** Start **

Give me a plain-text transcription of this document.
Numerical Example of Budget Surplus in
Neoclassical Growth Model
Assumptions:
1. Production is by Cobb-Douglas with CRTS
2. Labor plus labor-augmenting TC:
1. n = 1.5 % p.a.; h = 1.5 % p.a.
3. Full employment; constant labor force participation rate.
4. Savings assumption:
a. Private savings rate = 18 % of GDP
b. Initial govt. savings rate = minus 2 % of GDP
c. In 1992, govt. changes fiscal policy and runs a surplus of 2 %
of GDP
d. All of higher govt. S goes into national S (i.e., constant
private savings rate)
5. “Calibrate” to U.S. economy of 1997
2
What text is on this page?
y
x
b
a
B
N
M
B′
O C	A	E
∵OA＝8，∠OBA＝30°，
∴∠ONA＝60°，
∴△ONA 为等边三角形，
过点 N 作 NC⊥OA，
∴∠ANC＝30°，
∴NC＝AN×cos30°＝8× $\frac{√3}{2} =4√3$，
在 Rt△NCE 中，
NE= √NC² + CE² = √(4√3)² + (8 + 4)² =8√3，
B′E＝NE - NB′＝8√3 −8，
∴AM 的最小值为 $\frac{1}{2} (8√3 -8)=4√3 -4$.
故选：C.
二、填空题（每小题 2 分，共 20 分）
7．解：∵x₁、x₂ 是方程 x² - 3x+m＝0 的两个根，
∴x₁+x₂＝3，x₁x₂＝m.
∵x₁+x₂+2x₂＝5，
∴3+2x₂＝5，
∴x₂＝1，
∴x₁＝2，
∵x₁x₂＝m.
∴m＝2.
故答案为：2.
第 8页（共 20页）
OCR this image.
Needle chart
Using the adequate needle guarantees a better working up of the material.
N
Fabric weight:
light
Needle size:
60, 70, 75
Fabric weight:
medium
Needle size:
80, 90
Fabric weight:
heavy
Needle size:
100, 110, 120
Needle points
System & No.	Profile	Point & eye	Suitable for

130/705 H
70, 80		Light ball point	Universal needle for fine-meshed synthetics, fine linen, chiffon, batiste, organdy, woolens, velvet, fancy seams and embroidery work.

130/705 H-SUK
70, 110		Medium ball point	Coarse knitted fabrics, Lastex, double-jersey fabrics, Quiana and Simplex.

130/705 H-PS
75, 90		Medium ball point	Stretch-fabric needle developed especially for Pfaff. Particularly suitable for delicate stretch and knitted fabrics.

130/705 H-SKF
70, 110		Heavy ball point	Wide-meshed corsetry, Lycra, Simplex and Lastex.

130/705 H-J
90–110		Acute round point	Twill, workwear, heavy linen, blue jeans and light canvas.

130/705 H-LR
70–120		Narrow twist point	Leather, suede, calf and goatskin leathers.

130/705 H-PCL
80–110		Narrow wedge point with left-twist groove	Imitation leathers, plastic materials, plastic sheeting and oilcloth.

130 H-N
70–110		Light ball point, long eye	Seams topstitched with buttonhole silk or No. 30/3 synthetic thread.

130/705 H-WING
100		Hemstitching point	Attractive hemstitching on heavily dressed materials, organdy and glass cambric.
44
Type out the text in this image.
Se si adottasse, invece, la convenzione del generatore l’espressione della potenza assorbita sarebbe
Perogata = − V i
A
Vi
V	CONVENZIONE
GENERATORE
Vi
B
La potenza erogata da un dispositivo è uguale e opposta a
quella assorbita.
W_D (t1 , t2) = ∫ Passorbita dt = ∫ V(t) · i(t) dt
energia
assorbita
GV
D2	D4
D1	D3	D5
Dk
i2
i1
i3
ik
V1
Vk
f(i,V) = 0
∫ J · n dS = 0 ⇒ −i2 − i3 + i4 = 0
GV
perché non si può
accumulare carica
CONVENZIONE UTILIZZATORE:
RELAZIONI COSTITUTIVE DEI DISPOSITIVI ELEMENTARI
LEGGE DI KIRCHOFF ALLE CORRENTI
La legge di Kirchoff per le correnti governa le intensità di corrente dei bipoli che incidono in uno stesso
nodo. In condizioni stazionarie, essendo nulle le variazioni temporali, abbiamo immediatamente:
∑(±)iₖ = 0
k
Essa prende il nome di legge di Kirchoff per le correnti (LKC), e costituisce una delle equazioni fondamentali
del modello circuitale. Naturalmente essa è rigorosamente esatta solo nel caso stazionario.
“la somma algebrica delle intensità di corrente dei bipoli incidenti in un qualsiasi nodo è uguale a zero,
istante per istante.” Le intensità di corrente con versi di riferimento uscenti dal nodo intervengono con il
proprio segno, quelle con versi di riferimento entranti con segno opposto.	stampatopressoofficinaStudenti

** End **

● **WHAT YOU ARE ASKED TO DO**:
Every record should be repeated exactly; please leave none out.

● **RESULT FOR THIS TASK**:
Give me a plain-text transcription of this document.
Numerical Example of Budget Surplus in
Neoclassical Growth Model
Assumptions:
1. Production is by Cobb-Douglas with CRTS
2. Labor plus labor-augmenting TC:
1. n = 1.5 % p.a.; h = 1.5 % p.a.
3. Full employment; constant labor force participation rate.
4. Savings assumption:
a. Private savings rate = 18 % of GDP
b. Initial govt. savings rate = minus 2 % of GDP
c. In 1992, govt. changes fiscal policy and runs a surplus of 2 %
of GDP
d. All of higher govt. S goes into national S (i.e., constant
private savings rate)
5. “Calibrate” to U.S. economy of 1997
2
What text is on this page?
y
x
b
a
B
N
M
B′
O C	A	E
∵OA＝8，∠OBA＝30°，
∴∠ONA＝60°，
∴△ONA 为等边三角形，
过点 N 作 NC⊥OA，
∴∠ANC＝30°，
∴NC＝AN×cos30°＝8× $\frac{√3}{2} =4√3$，
在 Rt△NCE 中，
NE= √NC² + CE² = √(4√3)² + (8 + 4)² =8√3，
B′E＝NE - NB′＝8√3 −8，
∴AM 的最小值为 $\frac{1}{2} (8√3 -8)=4√3 -4$.
故选：C.
二、填空题（每小题 2 分，共 20 分）
7．解：∵x₁、x₂ 是方程 x² - 3x+m＝0 的两个根，
∴x₁+x₂＝3，x₁x₂＝m.
∵x₁+x₂+2x₂＝5，
∴3+2x₂＝5，
∴x₂＝1，
∴x₁＝2，
∵x₁x₂＝m.
∴m＝2.
故答案为：2.
第 8页（共 20页）
OCR this image.
Needle chart
Using the adequate needle guarantees a better working up of the material.
N
Fabric weight:
light
Needle size:
60, 70, 75
Fabric weight:
medium
Needle size:
80, 90
Fabric weight:
heavy
Needle size:
100, 110, 120
Needle points
System & No.	Profile	Point & eye	Suitable for

130/705 H
70, 80		Light ball point	Universal needle for fine-meshed synthetics, fine linen, chiffon, batiste, organdy, woolens, velvet, fancy seams and embroidery work.

130/705 H-SUK
70, 110		Medium ball point	Coarse knitted fabrics, Lastex, double-jersey fabrics, Quiana and Simplex.

130/705 H-PS
75, 90		Medium ball point	Stretch-fabric needle developed especially for Pfaff. Particularly suitable for delicate stretch and knitted fabrics.

130/705 H-SKF
70, 110		Heavy ball point	Wide-meshed corsetry, Lycra, Simplex and Lastex.

130/705 H-J
90–110		Acute round point	Twill, workwear, heavy linen, blue jeans and light canvas.

130/705 H-LR
70–120		Narrow twist point	Leather, suede, calf and goatskin leathers.

130/705 H-PCL
80–110		Narrow wedge point with left-twist groove	Imitation leathers, plastic materials, plastic sheeting and oilcloth.

130 H-N
70–110		Light ball point, long eye	Seams topstitched with buttonhole silk or No. 30/3 synthetic thread.

130/705 H-WING
100		Hemstitching point	Attractive hemstitching on heavily dressed materials, organdy and glass cambric.
44
Type out the text in this image.
Se si adottasse, invece, la convenzione del generatore l’espressione della potenza assorbita sarebbe
Perogata = − V i
A
Vi
V	CONVENZIONE
GENERATORE
Vi
B
La potenza erogata da un dispositivo è uguale e opposta a
quella assorbita.
W_D (t1 , t2) = ∫ Passorbita dt = ∫ V(t) · i(t) dt
energia
assorbita
GV
D2	D4
D1	D3	D5
Dk
i2
i1
i3
ik
V1
Vk
f(i,V) = 0
∫ J · n dS = 0 ⇒ −i2 − i3 + i4 = 0
GV
perché non si può
accumulare carica
CONVENZIONE UTILIZZATORE:
RELAZIONI COSTITUTIVE DEI DISPOSITIVI ELEMENTARI
LEGGE DI KIRCHOFF ALLE CORRENTI
La legge di Kirchoff per le correnti governa le intensità di corrente dei bipoli che incidono in uno stesso
nodo. In condizioni stazionarie, essendo nulle le variazioni temporali, abbiamo immediatamente:
∑(±)iₖ = 0
k
Essa prende il nome di legge di Kirchoff per le correnti (LKC), e costituisce una delle equazioni fondamentali
del modello circuitale. Naturalmente essa è rigorosamente esatta solo nel caso stazionario.
“la somma algebrica delle intensità di corrente dei bipoli incidenti in un qualsiasi nodo è uguale a zero,
istante per istante.” Le intensità di corrente con versi di riferimento uscenti dal nodo intervengono con il
proprio segno, quelle con versi di riferimento entranti con segno opposto.	stampatopressoofficinaStudenti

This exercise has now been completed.